### [TASK GOAL]
Gather each line of the entries below that includes "ernst".

(Image records of document pages)
• • • • •

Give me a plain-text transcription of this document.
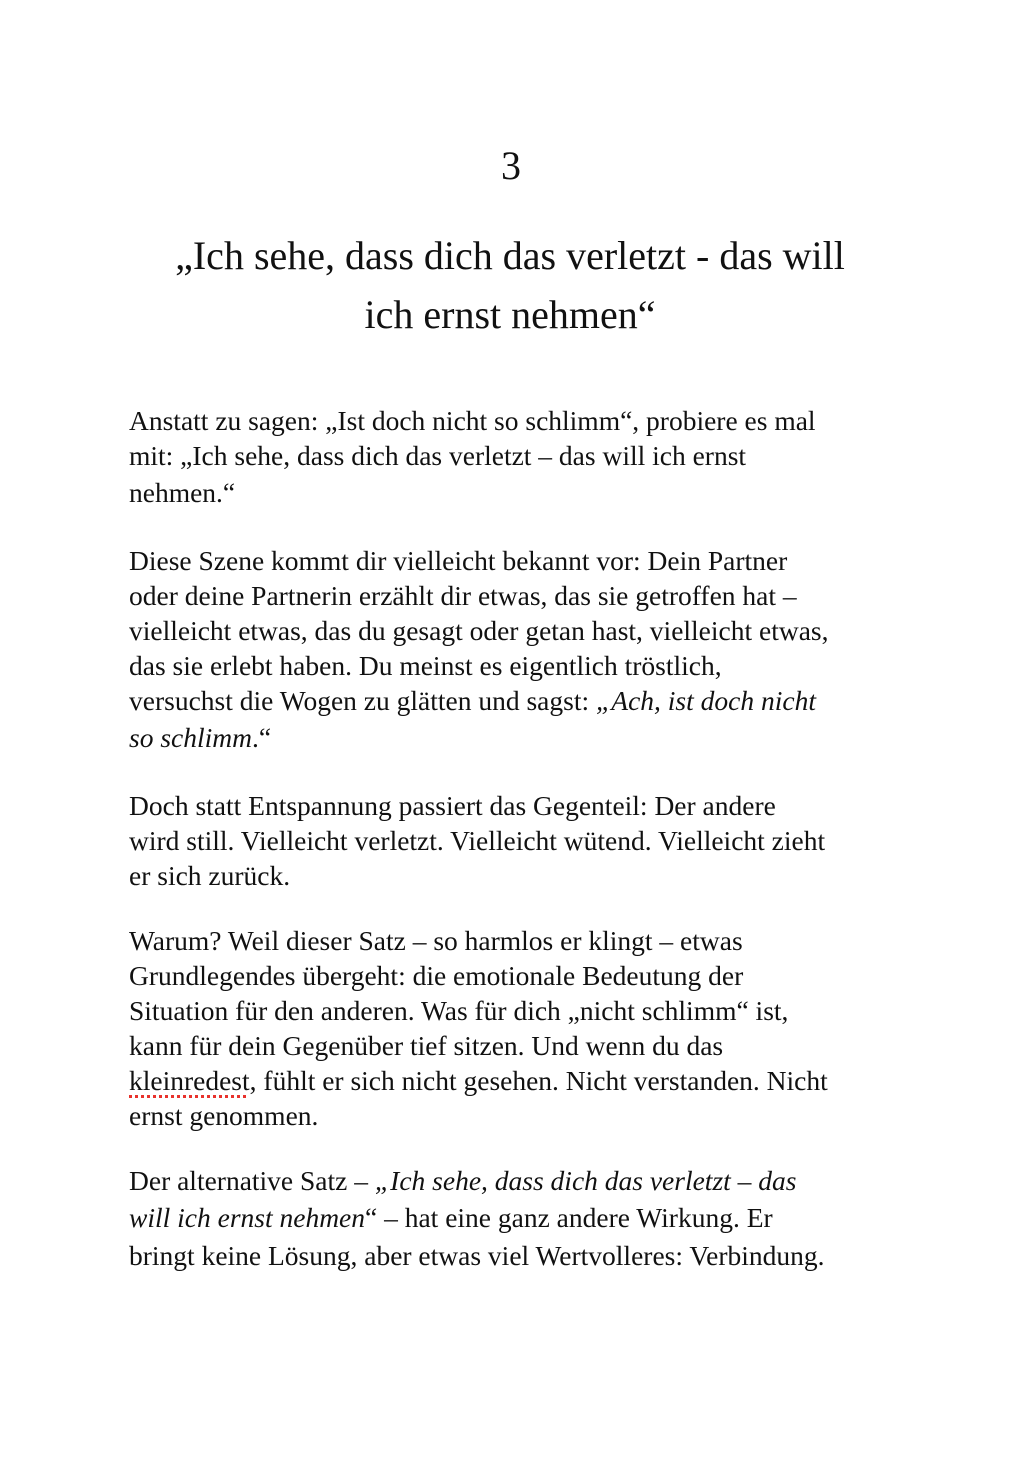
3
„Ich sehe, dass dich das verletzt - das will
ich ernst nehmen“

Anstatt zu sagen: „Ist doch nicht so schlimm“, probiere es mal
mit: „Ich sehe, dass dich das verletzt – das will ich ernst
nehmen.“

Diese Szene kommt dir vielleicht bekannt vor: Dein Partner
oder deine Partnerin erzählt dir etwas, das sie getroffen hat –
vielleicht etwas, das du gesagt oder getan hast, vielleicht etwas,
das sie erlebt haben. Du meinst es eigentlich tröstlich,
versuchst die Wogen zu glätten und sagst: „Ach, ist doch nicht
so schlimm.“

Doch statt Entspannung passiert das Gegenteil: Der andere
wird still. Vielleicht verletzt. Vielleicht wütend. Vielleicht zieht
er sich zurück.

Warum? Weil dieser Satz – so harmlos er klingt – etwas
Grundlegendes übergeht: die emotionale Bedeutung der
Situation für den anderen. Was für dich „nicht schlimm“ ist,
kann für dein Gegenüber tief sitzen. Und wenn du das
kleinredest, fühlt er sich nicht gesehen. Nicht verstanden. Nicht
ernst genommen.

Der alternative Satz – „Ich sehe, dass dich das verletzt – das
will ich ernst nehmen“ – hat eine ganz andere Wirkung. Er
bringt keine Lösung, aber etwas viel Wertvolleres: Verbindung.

• • • • •

### [OUTPUT FOR THIS EXERCISE]
ich ernst nehmen“
mit: „Ich sehe, dass dich das verletzt – das will ich ernst
ernst genommen.
will ich ernst nehmen“ – hat eine ganz andere Wirkung. Er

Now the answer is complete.